PASSAGE SHOWN ▸
- I-94 highlighted in red

Route information
- Maintained by WisDOT
- Length: 348.23 mi (560.42 km)
- NHS: Entire route

Major junctions
- West end: I-94 / US 12 at Minnesota state line
- US 63 in Baldwin; US 53 in Eau Claire; US 10 in Osseo; I-90 in Tomah; US 12 in Lake Delton; I-39 in Portage; I-39 / I-90 in Madison; I-41 / I-894 / US 41 / US 45 in Milwaukee; I-43 / I-794 in Milwaukee; I-41 / I-43 / I-894 / US 41 in Milwaukee;
- East end: I-41 / I-94 / US 41 at Illinois state line

Location
- Country: United States
- State: Wisconsin
- Counties: St. Croix, Dunn, Eau Claire, Trempealeau, Jackson, Monroe, Juneau, Sauk, Columbia, Dane, Jefferson, Waukesha, Milwaukee, Racine, Kenosha

Highway system
- Interstate Highway System; Main; Auxiliary; Suffixed; Business; Future; Wisconsin State Trunk Highway System; Interstate; US; State; Scenic; Rustic;
| ← WIS 93 |  | → WIS 95 |

= Interstate 94 in Wisconsin =

Section of Interstate Highway in Wisconsin, United States

Interstate 94 (I-94) runs east–west through the western, central, and southeastern portions of the US state of Wisconsin. A total of 348.23 mi of I-94 lie in the state.

EXERCISE DESCRIPTION ▸ Extend the Interstate 94 in Wisconsin text, picking up right after its final sentence.

DATASET EXCERPTS ▸
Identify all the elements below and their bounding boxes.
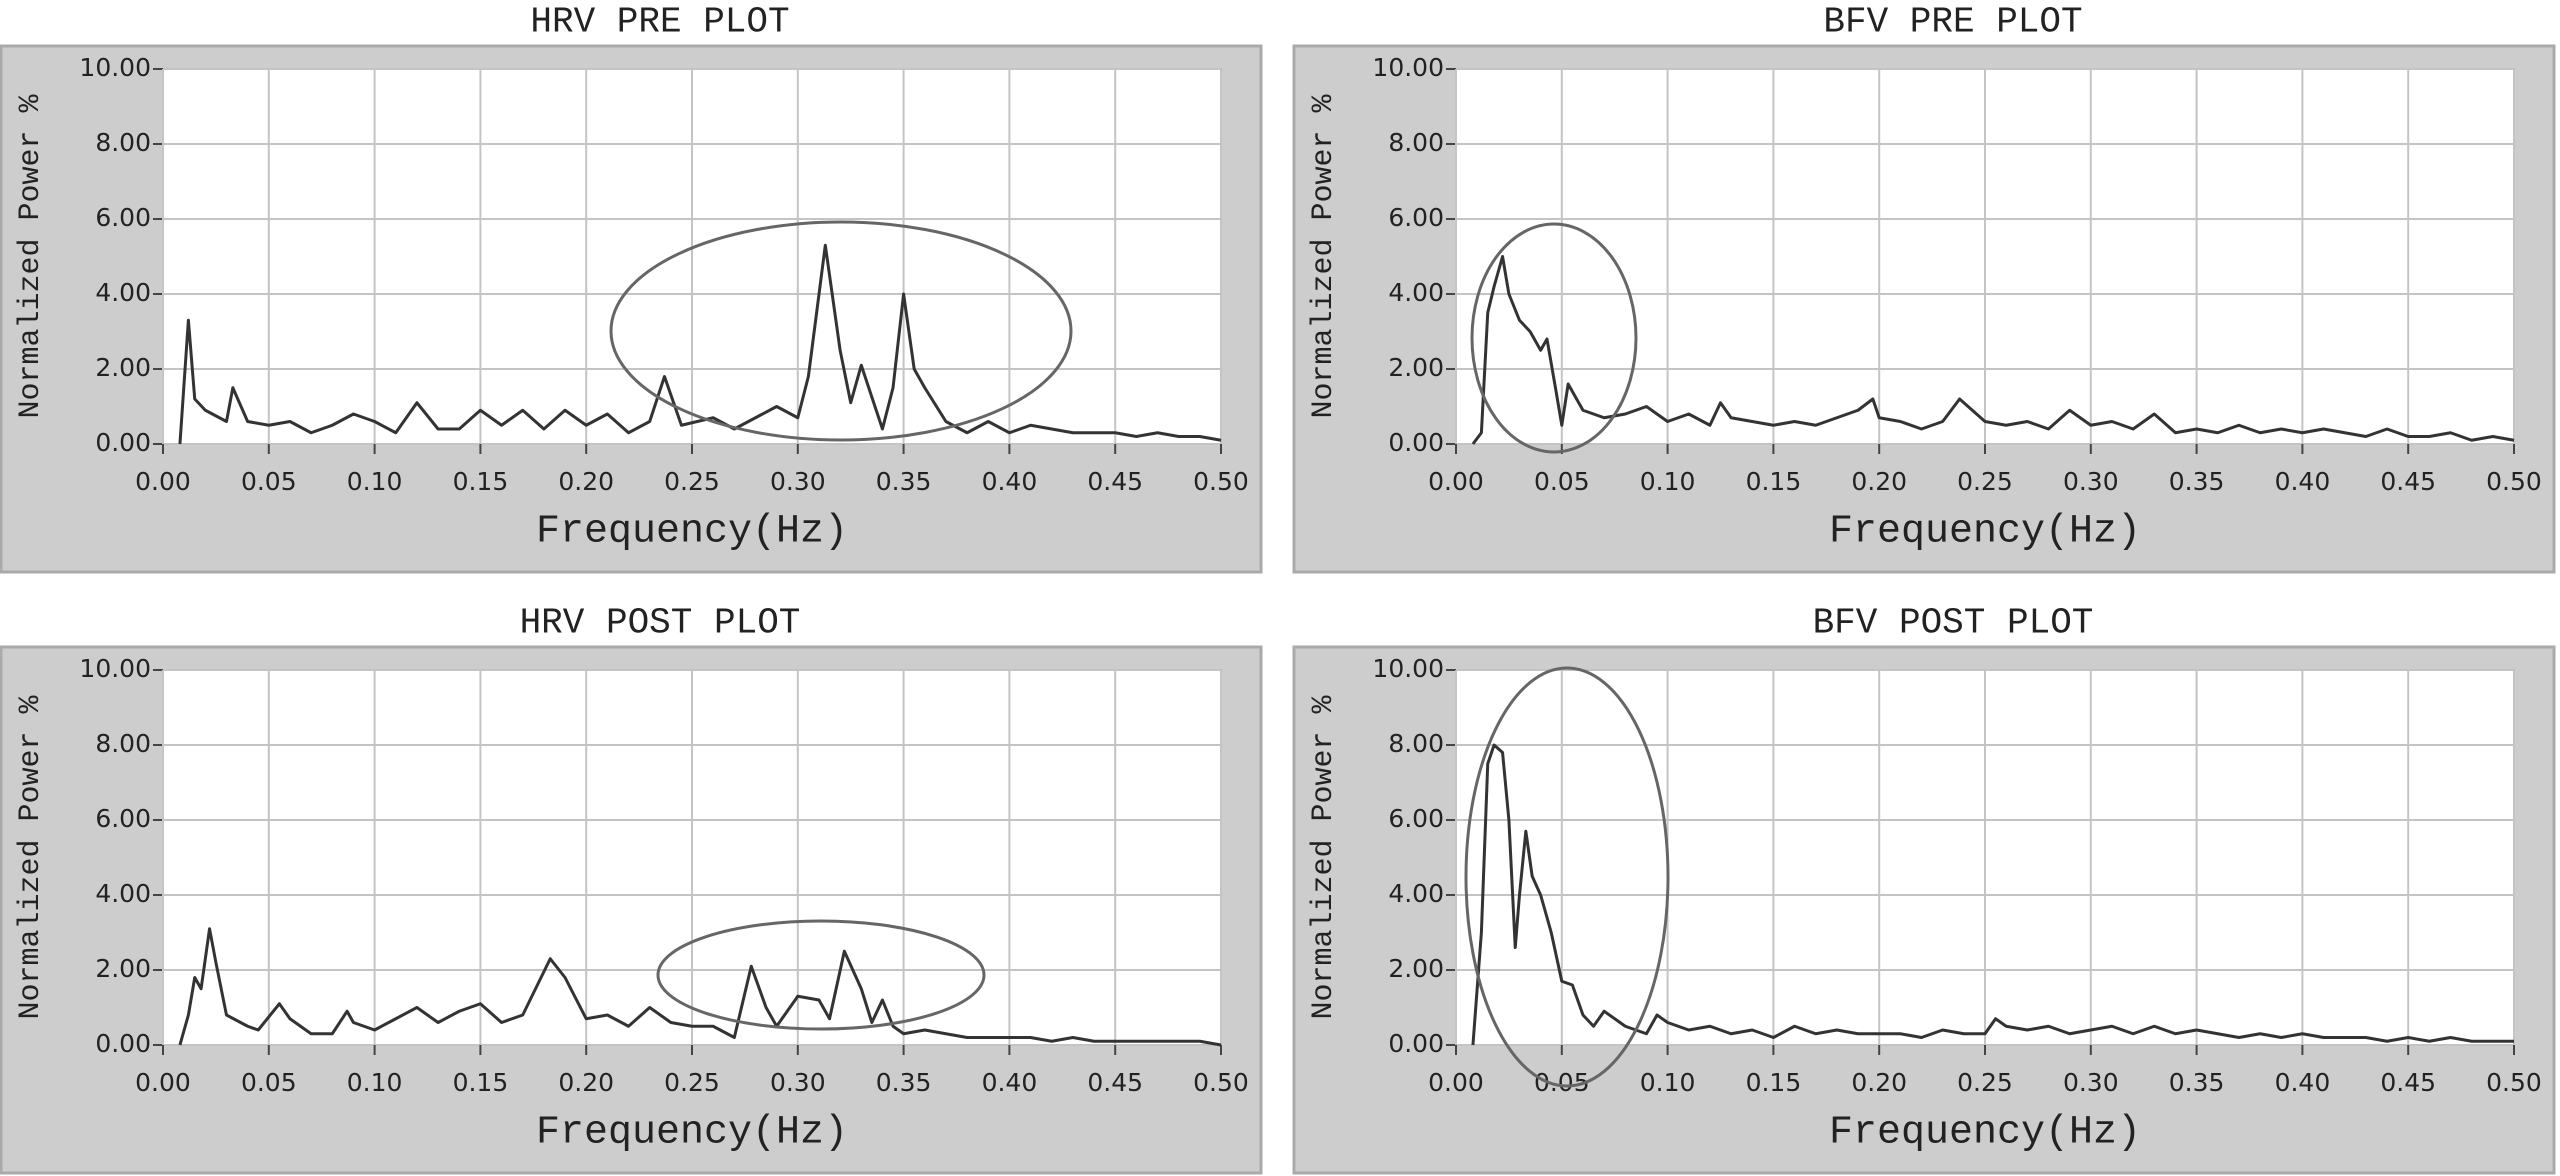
y-tick-label: 8.00: [95, 128, 151, 157]
x-tick-label: 0.30: [2063, 467, 2119, 496]
y-tick-label: 8.00: [95, 729, 151, 758]
y-tick-label: 8.00: [1388, 729, 1444, 758]
x-tick-label: 0.35: [2169, 467, 2225, 496]
y-tick-label: 2.00: [1388, 353, 1444, 382]
y-tick-label: 6.00: [1388, 804, 1444, 833]
x-tick-label: 0.05: [241, 1068, 297, 1097]
y-axis-label: Normalized Power %: [14, 93, 48, 418]
x-tick-label: 0.45: [1087, 1068, 1143, 1097]
x-tick-label: 0.10: [347, 467, 403, 496]
spectrum-line: [1471, 743, 2514, 1046]
y-tick-label: 4.00: [1388, 879, 1444, 908]
annotations: [609, 220, 1670, 1088]
y-tick-label: 4.00: [1388, 278, 1444, 307]
y-axis-label: Normalized Power %: [1307, 694, 1341, 1019]
x-tick-label: 0.25: [664, 467, 720, 496]
chart-title: HRV PRE PLOT: [530, 2, 789, 43]
y-axis-label: Normalized Power %: [14, 694, 48, 1019]
x-tick-label: 0.15: [1746, 1068, 1802, 1097]
x-tick-label: 0.50: [1193, 467, 1249, 496]
x-tick-label: 0.30: [2063, 1068, 2119, 1097]
x-tick-label: 0.40: [982, 467, 1038, 496]
x-tick-label: 0.35: [876, 1068, 932, 1097]
chart-title: BFV PRE PLOT: [1823, 2, 2082, 43]
x-tick-label: 0.10: [1640, 467, 1696, 496]
spectrum-line: [178, 927, 1222, 1047]
x-tick-label: 0.05: [241, 467, 297, 496]
x-tick-label: 0.20: [1851, 467, 1907, 496]
x-tick-label: 0.30: [770, 1068, 826, 1097]
x-tick-label: 0.25: [1957, 1068, 2013, 1097]
chart-title: HRV POST PLOT: [520, 603, 801, 644]
y-tick-label: 6.00: [95, 203, 151, 232]
y-axis-label: Normalized Power %: [1307, 93, 1341, 418]
x-tick-label: 0.50: [2486, 1068, 2542, 1097]
x-tick-label: 0.05: [1534, 467, 1590, 496]
y-tick-label: 2.00: [95, 954, 151, 983]
x-tick-label: 0.25: [664, 1068, 720, 1097]
x-axis-label: Frequency(Hz): [1829, 1111, 2141, 1156]
x-axis-label: Frequency(Hz): [536, 1111, 848, 1156]
x-tick-label: 0.50: [2486, 467, 2542, 496]
x-tick-label: 0.15: [453, 1068, 509, 1097]
x-tick-label: 0.15: [1746, 467, 1802, 496]
y-tick-label: 2.00: [95, 353, 151, 382]
x-tick-label: 0.25: [1957, 467, 2013, 496]
y-tick-label: 10.00: [1372, 53, 1444, 82]
x-tick-label: 0.40: [2275, 467, 2331, 496]
x-axis-label: Frequency(Hz): [1829, 510, 2141, 555]
y-tick-label: 0.00: [1388, 428, 1444, 457]
highlight-ellipse: [1470, 222, 1638, 454]
y-tick-label: 10.00: [79, 654, 151, 683]
highlight-ellipse: [609, 220, 1073, 442]
x-tick-label: 0.35: [876, 467, 932, 496]
x-tick-label: 0.30: [770, 467, 826, 496]
x-tick-label: 0.40: [982, 1068, 1038, 1097]
y-tick-label: 10.00: [1372, 654, 1444, 683]
y-tick-label: 0.00: [95, 428, 151, 457]
highlight-ellipse: [656, 919, 986, 1031]
y-tick-label: 6.00: [95, 804, 151, 833]
y-tick-label: 6.00: [1388, 203, 1444, 232]
x-tick-label: 0.45: [1087, 467, 1143, 496]
x-tick-label: 0.00: [1428, 1068, 1484, 1097]
x-tick-label: 0.00: [135, 467, 191, 496]
x-tick-label: 0.45: [2380, 467, 2436, 496]
y-tick-label: 10.00: [79, 53, 151, 82]
y-tick-label: 8.00: [1388, 128, 1444, 157]
x-tick-label: 0.35: [2169, 1068, 2225, 1097]
highlight-ellipse: [1464, 666, 1670, 1088]
spectrum-line: [178, 243, 1222, 445]
x-tick-label: 0.10: [347, 1068, 403, 1097]
y-tick-label: 2.00: [1388, 954, 1444, 983]
x-tick-label: 0.20: [558, 467, 614, 496]
x-tick-label: 0.05: [1534, 1068, 1590, 1097]
y-tick-label: 4.00: [95, 278, 151, 307]
x-tick-label: 0.50: [1193, 1068, 1249, 1097]
x-tick-label: 0.00: [1428, 467, 1484, 496]
x-tick-label: 0.20: [1851, 1068, 1907, 1097]
chart-title: BFV POST PLOT: [1813, 603, 2094, 644]
x-tick-label: 0.20: [558, 1068, 614, 1097]
x-tick-label: 0.15: [453, 467, 509, 496]
y-tick-label: 4.00: [95, 879, 151, 908]
spectrum-line: [1471, 255, 2515, 445]
x-tick-label: 0.40: [2275, 1068, 2331, 1097]
x-tick-label: 0.00: [135, 1068, 191, 1097]
x-axis-label: Frequency(Hz): [536, 510, 848, 555]
y-tick-label: 0.00: [1388, 1029, 1444, 1058]
x-tick-label: 0.10: [1640, 1068, 1696, 1097]
y-tick-label: 0.00: [95, 1029, 151, 1058]
x-tick-label: 0.45: [2380, 1068, 2436, 1097]
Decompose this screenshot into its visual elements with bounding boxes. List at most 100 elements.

RESPONSE TO THIS TASK ▸
==Route description==

The route, cosigned with US Highway 12 (US 12), enters from Minnesota just east of the Twin Cities. The route passes north of Menomonie and south of Eau Claire before turning southeast and heading toward Tomah where it joins I-90. The two Interstates run concurrently for the next 91.76 mi to Madison. I-94 enters the state as a six-lane facility which reduces to four-lanes at exit 4 (US 12).

I-94 passes by the popular tourist destination of Wisconsin Dells.

The route converges with I-39 63 mi southeast of Tomah (near Portage). This concurrency (30 mi) is the longest three-route concurrency of the Interstate Highway System and only one of three in existence. The interchanges mark a return to a six-lane configuration.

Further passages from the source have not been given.